THE PROBLEM: Write out again, word for word, everything from the very first line down through the line that contains "trend-line-ssp5-8.5 bbox=[102, 265, 369, 522]".

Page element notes

#####

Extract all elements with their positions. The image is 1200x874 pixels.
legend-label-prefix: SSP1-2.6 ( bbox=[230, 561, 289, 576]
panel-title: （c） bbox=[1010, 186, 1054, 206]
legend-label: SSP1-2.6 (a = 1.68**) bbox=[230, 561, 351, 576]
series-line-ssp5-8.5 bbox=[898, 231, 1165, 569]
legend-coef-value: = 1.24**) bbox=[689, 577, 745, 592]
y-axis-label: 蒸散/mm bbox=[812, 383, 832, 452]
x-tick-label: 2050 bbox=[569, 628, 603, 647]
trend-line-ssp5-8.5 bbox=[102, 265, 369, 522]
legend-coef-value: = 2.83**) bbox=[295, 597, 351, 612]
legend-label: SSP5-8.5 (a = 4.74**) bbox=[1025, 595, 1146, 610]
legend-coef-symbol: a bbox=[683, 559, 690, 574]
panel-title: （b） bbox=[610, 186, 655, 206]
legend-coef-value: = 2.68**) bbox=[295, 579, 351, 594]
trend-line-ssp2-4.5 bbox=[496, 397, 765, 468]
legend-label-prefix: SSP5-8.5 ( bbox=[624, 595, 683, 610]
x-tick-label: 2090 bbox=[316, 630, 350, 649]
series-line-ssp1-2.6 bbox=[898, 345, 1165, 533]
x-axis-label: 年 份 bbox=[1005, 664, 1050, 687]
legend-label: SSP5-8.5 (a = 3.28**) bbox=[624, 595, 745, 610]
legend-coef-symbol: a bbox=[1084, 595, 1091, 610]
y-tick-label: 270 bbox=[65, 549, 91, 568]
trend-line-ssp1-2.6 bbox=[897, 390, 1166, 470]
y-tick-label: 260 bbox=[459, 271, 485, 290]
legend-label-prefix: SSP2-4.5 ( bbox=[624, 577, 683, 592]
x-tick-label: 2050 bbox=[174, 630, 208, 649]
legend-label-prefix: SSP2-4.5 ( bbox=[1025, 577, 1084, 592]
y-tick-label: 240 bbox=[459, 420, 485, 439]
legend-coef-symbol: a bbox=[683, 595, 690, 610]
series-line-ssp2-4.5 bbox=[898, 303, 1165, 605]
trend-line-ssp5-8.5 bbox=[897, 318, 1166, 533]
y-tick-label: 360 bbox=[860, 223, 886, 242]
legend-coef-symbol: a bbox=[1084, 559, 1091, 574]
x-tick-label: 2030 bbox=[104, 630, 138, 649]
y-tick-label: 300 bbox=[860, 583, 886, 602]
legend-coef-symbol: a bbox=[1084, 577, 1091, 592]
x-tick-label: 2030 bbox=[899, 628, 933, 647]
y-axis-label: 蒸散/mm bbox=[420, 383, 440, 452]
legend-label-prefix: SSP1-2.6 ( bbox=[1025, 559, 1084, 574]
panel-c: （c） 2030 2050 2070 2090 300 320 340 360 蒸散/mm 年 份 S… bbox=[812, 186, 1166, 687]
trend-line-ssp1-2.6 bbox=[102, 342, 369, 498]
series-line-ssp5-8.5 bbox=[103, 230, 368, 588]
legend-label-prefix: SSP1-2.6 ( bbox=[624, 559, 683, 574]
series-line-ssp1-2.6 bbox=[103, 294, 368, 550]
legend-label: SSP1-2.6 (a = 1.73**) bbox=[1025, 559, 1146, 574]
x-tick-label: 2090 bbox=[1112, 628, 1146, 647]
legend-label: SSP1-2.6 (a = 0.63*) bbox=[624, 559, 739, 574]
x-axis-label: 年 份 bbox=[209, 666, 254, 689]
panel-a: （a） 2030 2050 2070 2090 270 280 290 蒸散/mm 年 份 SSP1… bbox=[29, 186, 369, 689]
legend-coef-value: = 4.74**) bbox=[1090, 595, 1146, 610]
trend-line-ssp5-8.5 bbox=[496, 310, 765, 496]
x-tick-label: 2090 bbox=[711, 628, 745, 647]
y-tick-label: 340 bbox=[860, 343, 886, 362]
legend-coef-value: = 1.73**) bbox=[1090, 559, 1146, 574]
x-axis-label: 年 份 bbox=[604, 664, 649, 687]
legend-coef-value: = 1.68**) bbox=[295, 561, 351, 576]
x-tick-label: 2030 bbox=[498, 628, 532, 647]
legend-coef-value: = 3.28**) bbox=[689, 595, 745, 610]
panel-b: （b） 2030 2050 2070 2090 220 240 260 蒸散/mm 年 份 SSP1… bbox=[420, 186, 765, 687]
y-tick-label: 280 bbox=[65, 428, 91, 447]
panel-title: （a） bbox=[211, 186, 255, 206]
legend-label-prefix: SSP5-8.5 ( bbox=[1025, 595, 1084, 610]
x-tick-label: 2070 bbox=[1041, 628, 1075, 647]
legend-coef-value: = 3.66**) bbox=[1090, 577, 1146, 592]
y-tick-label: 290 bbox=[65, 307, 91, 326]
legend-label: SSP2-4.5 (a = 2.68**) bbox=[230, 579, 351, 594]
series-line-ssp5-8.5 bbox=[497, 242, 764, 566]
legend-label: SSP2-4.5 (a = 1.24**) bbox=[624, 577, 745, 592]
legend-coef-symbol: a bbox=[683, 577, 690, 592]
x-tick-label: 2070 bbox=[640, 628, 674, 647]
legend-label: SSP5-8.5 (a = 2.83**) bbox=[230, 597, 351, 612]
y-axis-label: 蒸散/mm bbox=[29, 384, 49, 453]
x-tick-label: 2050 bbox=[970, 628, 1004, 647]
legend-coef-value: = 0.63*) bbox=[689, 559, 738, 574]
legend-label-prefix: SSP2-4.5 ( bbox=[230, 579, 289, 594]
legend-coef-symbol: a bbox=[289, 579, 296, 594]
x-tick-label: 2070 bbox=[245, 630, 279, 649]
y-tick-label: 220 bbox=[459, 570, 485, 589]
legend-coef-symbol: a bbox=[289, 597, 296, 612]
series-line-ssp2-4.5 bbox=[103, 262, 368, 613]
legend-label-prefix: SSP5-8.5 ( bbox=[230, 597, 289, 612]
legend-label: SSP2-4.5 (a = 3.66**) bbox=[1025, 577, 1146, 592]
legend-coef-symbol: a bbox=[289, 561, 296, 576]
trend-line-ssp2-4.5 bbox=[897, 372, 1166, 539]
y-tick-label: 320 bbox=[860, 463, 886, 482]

#####

FINAL RESULT:
Extract all elements with their positions. The image is 1200x874 pixels.
legend-label-prefix: SSP1-2.6 ( bbox=[230, 561, 289, 576]
panel-title: （c） bbox=[1010, 186, 1054, 206]
legend-label: SSP1-2.6 (a = 1.68**) bbox=[230, 561, 351, 576]
series-line-ssp5-8.5 bbox=[898, 231, 1165, 569]
legend-coef-value: = 1.24**) bbox=[689, 577, 745, 592]
y-axis-label: 蒸散/mm bbox=[812, 383, 832, 452]
x-tick-label: 2050 bbox=[569, 628, 603, 647]
trend-line-ssp5-8.5 bbox=[102, 265, 369, 522]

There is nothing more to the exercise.